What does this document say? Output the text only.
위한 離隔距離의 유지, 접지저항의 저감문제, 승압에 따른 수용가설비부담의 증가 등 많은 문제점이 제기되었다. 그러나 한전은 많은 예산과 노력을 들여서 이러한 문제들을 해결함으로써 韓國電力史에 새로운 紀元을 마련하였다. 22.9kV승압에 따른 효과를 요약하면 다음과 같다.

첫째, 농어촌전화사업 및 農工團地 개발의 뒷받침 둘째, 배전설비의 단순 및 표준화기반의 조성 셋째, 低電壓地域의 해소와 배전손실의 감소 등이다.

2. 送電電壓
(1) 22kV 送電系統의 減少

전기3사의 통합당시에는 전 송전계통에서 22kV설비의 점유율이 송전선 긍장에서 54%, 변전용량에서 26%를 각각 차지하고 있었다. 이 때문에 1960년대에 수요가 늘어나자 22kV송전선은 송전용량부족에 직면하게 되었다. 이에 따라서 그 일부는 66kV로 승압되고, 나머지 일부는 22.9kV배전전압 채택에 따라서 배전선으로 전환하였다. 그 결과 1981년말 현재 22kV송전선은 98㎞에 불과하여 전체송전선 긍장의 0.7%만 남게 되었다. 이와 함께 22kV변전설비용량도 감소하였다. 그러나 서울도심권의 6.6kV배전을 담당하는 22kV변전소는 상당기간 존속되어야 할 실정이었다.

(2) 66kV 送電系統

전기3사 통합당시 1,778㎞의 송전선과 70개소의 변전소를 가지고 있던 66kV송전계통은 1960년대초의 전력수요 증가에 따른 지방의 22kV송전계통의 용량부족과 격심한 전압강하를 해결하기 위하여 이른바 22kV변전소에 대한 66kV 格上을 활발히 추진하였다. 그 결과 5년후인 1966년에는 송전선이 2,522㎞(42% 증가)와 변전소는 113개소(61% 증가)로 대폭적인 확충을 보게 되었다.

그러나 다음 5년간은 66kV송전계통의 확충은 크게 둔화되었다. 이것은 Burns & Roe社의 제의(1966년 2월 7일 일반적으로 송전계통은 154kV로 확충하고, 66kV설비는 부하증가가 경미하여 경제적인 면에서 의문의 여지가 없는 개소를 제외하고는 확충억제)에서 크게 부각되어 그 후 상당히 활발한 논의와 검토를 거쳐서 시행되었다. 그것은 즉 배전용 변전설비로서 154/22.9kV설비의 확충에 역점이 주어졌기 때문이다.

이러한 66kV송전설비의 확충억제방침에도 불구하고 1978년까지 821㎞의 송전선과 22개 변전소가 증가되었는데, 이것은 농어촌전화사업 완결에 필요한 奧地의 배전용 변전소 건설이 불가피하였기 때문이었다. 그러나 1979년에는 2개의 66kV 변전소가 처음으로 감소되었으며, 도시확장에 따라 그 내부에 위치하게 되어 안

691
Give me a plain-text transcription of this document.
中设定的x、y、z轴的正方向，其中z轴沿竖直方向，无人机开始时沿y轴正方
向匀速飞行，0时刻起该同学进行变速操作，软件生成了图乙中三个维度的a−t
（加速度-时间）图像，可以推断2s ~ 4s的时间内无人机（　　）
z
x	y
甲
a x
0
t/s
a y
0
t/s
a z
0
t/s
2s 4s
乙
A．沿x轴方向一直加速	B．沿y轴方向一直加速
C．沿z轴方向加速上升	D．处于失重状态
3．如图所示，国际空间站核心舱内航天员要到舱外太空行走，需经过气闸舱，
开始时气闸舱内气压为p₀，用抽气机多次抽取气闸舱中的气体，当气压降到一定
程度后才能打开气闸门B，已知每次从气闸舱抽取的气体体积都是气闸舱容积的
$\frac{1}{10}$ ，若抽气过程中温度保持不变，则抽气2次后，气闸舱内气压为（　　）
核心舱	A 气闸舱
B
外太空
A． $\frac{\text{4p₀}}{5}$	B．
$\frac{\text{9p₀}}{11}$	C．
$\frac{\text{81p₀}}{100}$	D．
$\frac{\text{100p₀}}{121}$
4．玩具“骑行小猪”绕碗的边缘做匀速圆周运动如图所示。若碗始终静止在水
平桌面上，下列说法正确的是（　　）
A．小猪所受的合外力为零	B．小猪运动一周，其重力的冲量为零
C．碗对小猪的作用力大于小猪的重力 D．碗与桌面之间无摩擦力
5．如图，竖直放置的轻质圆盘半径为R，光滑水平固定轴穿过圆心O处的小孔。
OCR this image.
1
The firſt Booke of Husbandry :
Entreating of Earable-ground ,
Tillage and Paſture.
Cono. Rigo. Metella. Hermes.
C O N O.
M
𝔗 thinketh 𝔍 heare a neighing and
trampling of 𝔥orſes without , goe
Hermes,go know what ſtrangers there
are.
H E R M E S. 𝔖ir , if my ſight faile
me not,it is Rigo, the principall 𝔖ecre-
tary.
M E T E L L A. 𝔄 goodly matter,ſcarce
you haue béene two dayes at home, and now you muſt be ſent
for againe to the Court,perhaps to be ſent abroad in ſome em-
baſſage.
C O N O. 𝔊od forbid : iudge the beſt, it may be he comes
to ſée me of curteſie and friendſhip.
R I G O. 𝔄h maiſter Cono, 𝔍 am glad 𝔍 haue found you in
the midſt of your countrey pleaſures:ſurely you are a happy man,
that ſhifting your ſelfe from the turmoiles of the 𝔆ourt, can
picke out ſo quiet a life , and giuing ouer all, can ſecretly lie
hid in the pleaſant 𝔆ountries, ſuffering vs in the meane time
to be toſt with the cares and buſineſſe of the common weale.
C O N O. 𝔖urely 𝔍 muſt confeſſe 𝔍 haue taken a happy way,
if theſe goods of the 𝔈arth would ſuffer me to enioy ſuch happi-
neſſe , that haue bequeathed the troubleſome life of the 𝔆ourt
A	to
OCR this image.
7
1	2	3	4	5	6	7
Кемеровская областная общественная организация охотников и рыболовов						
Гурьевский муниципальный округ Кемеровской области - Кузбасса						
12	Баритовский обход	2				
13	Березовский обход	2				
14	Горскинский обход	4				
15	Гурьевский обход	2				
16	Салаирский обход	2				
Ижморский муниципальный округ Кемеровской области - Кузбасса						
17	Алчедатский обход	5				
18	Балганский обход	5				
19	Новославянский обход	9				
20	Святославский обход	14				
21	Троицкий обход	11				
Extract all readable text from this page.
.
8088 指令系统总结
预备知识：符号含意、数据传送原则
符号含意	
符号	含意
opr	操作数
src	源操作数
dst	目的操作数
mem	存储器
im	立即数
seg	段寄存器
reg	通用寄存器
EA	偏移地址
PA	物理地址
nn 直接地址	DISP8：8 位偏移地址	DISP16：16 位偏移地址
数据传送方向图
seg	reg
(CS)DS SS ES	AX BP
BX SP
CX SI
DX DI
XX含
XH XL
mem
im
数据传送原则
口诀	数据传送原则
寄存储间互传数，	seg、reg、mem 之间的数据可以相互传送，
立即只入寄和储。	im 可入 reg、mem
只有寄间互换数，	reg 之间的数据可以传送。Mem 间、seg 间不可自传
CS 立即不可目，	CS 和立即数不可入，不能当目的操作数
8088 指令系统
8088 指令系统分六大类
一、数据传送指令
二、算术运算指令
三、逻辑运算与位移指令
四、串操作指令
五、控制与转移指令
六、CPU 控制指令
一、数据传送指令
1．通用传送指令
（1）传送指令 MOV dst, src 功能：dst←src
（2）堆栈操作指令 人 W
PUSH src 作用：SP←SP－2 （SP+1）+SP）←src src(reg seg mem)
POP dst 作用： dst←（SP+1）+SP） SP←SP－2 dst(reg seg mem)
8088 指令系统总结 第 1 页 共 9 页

* * * *

* _What to do_
Repeat every line of the records above exactly.

* _Answer to this task_
What does this document say? Output the text only.
위한 離隔距離의 유지, 접지저항의 저감문제, 승압에 따른 수용가설비부담의 증가 등 많은 문제점이 제기되었다. 그러나 한전은 많은 예산과 노력을 들여서 이러한 문제들을 해결함으로써 韓國電力史에 새로운 紀元을 마련하였다. 22.9kV승압에 따른 효과를 요약하면 다음과 같다.

첫째, 농어촌전화사업 및 農工團地 개발의 뒷받침 둘째, 배전설비의 단순 및 표준화기반의 조성 셋째, 低電壓地域의 해소와 배전손실의 감소 등이다.

2. 送電電壓
(1) 22kV 送電系統의 減少

전기3사의 통합당시에는 전 송전계통에서 22kV설비의 점유율이 송전선 긍장에서 54%, 변전용량에서 26%를 각각 차지하고 있었다. 이 때문에 1960년대에 수요가 늘어나자 22kV송전선은 송전용량부족에 직면하게 되었다. 이에 따라서 그 일부는 66kV로 승압되고, 나머지 일부는 22.9kV배전전압 채택에 따라서 배전선으로 전환하였다. 그 결과 1981년말 현재 22kV송전선은 98㎞에 불과하여 전체송전선 긍장의 0.7%만 남게 되었다. 이와 함께 22kV변전설비용량도 감소하였다. 그러나 서울도심권의 6.6kV배전을 담당하는 22kV변전소는 상당기간 존속되어야 할 실정이었다.

(2) 66kV 送電系統

전기3사 통합당시 1,778㎞의 송전선과 70개소의 변전소를 가지고 있던 66kV송전계통은 1960년대초의 전력수요 증가에 따른 지방의 22kV송전계통의 용량부족과 격심한 전압강하를 해결하기 위하여 이른바 22kV변전소에 대한 66kV 格上을 활발히 추진하였다. 그 결과 5년후인 1966년에는 송전선이 2,522㎞(42% 증가)와 변전소는 113개소(61% 증가)로 대폭적인 확충을 보게 되었다.

그러나 다음 5년간은 66kV송전계통의 확충은 크게 둔화되었다. 이것은 Burns & Roe社의 제의(1966년 2월 7일 일반적으로 송전계통은 154kV로 확충하고, 66kV설비는 부하증가가 경미하여 경제적인 면에서 의문의 여지가 없는 개소를 제외하고는 확충억제)에서 크게 부각되어 그 후 상당히 활발한 논의와 검토를 거쳐서 시행되었다. 그것은 즉 배전용 변전설비로서 154/22.9kV설비의 확충에 역점이 주어졌기 때문이다.

이러한 66kV송전설비의 확충억제방침에도 불구하고 1978년까지 821㎞의 송전선과 22개 변전소가 증가되었는데, 이것은 농어촌전화사업 완결에 필요한 奧地의 배전용 변전소 건설이 불가피하였기 때문이었다. 그러나 1979년에는 2개의 66kV 변전소가 처음으로 감소되었으며, 도시확장에 따라 그 내부에 위치하게 되어 안

691
Give me a plain-text transcription of this document.
中设定的x、y、z轴的正方向，其中z轴沿竖直方向，无人机开始时沿y轴正方
向匀速飞行，0时刻起该同学进行变速操作，软件生成了图乙中三个维度的a−t
（加速度-时间）图像，可以推断2s ~ 4s的时间内无人机（　　）
z
x	y
甲
a x
0
t/s
a y
0
t/s
a z
0
t/s
2s 4s
乙
A．沿x轴方向一直加速	B．沿y轴方向一直加速
C．沿z轴方向加速上升	D．处于失重状态
3．如图所示，国际空间站核心舱内航天员要到舱外太空行走，需经过气闸舱，
开始时气闸舱内气压为p₀，用抽气机多次抽取气闸舱中的气体，当气压降到一定
程度后才能打开气闸门B，已知每次从气闸舱抽取的气体体积都是气闸舱容积的
$\frac{1}{10}$ ，若抽气过程中温度保持不变，则抽气2次后，气闸舱内气压为（　　）
核心舱	A 气闸舱
B
外太空
A． $\frac{\text{4p₀}}{5}$	B．
$\frac{\text{9p₀}}{11}$	C．
$\frac{\text{81p₀}}{100}$	D．
$\frac{\text{100p₀}}{121}$
4．玩具“骑行小猪”绕碗的边缘做匀速圆周运动如图所示。若碗始终静止在水
平桌面上，下列说法正确的是（　　）
A．小猪所受的合外力为零	B．小猪运动一周，其重力的冲量为零
C．碗对小猪的作用力大于小猪的重力 D．碗与桌面之间无摩擦力
5．如图，竖直放置的轻质圆盘半径为R，光滑水平固定轴穿过圆心O处的小孔。
OCR this image.
1
The firſt Booke of Husbandry :
Entreating of Earable-ground ,
Tillage and Paſture.
Cono. Rigo. Metella. Hermes.
C O N O.
M
𝔗 thinketh 𝔍 heare a neighing and
trampling of 𝔥orſes without , goe
Hermes,go know what ſtrangers there
are.
H E R M E S. 𝔖ir , if my ſight faile
me not,it is Rigo, the principall 𝔖ecre-
tary.
M E T E L L A. 𝔄 goodly matter,ſcarce
you haue béene two dayes at home, and now you muſt be ſent
for againe to the Court,perhaps to be ſent abroad in ſome em-
baſſage.
C O N O. 𝔊od forbid : iudge the beſt, it may be he comes
to ſée me of curteſie and friendſhip.
R I G O. 𝔄h maiſter Cono, 𝔍 am glad 𝔍 haue found you in
the midſt of your countrey pleaſures:ſurely you are a happy man,
that ſhifting your ſelfe from the turmoiles of the 𝔆ourt, can
picke out ſo quiet a life , and giuing ouer all, can ſecretly lie
hid in the pleaſant 𝔆ountries, ſuffering vs in the meane time
to be toſt with the cares and buſineſſe of the common weale.
C O N O. 𝔖urely 𝔍 muſt confeſſe 𝔍 haue taken a happy way,
if theſe goods of the 𝔈arth would ſuffer me to enioy ſuch happi-
neſſe , that haue bequeathed the troubleſome life of the 𝔆ourt
A	to
OCR this image.
7
1	2	3	4	5	6	7
Кемеровская областная общественная организация охотников и рыболовов						
Гурьевский муниципальный округ Кемеровской области - Кузбасса						
12	Баритовский обход	2				
13	Березовский обход	2				
14	Горскинский обход	4				
15	Гурьевский обход	2				
16	Салаирский обход	2				
Ижморский муниципальный округ Кемеровской области - Кузбасса						
17	Алчедатский обход	5				
18	Балганский обход	5				
19	Новославянский обход	9				
20	Святославский обход	14				
21	Троицкий обход	11				
Extract all readable text from this page.
.
8088 指令系统总结
预备知识：符号含意、数据传送原则
符号含意	
符号	含意
opr	操作数
src	源操作数
dst	目的操作数
mem	存储器
im	立即数
seg	段寄存器
reg	通用寄存器
EA	偏移地址
PA	物理地址
nn 直接地址	DISP8：8 位偏移地址	DISP16：16 位偏移地址
数据传送方向图
seg	reg
(CS)DS SS ES	AX BP
BX SP
CX SI
DX DI
XX含
XH XL
mem
im
数据传送原则
口诀	数据传送原则
寄存储间互传数，	seg、reg、mem 之间的数据可以相互传送，
立即只入寄和储。	im 可入 reg、mem
只有寄间互换数，	reg 之间的数据可以传送。Mem 间、seg 间不可自传
CS 立即不可目，	CS 和立即数不可入，不能当目的操作数
8088 指令系统
8088 指令系统分六大类
一、数据传送指令
二、算术运算指令
三、逻辑运算与位移指令
四、串操作指令
五、控制与转移指令
六、CPU 控制指令
一、数据传送指令
1．通用传送指令
（1）传送指令 MOV dst, src 功能：dst←src
（2）堆栈操作指令 人 W
PUSH src 作用：SP←SP－2 （SP+1）+SP）←src src(reg seg mem)
POP dst 作用： dst←（SP+1）+SP） SP←SP－2 dst(reg seg mem)
8088 指令系统总结 第 1 页 共 9 页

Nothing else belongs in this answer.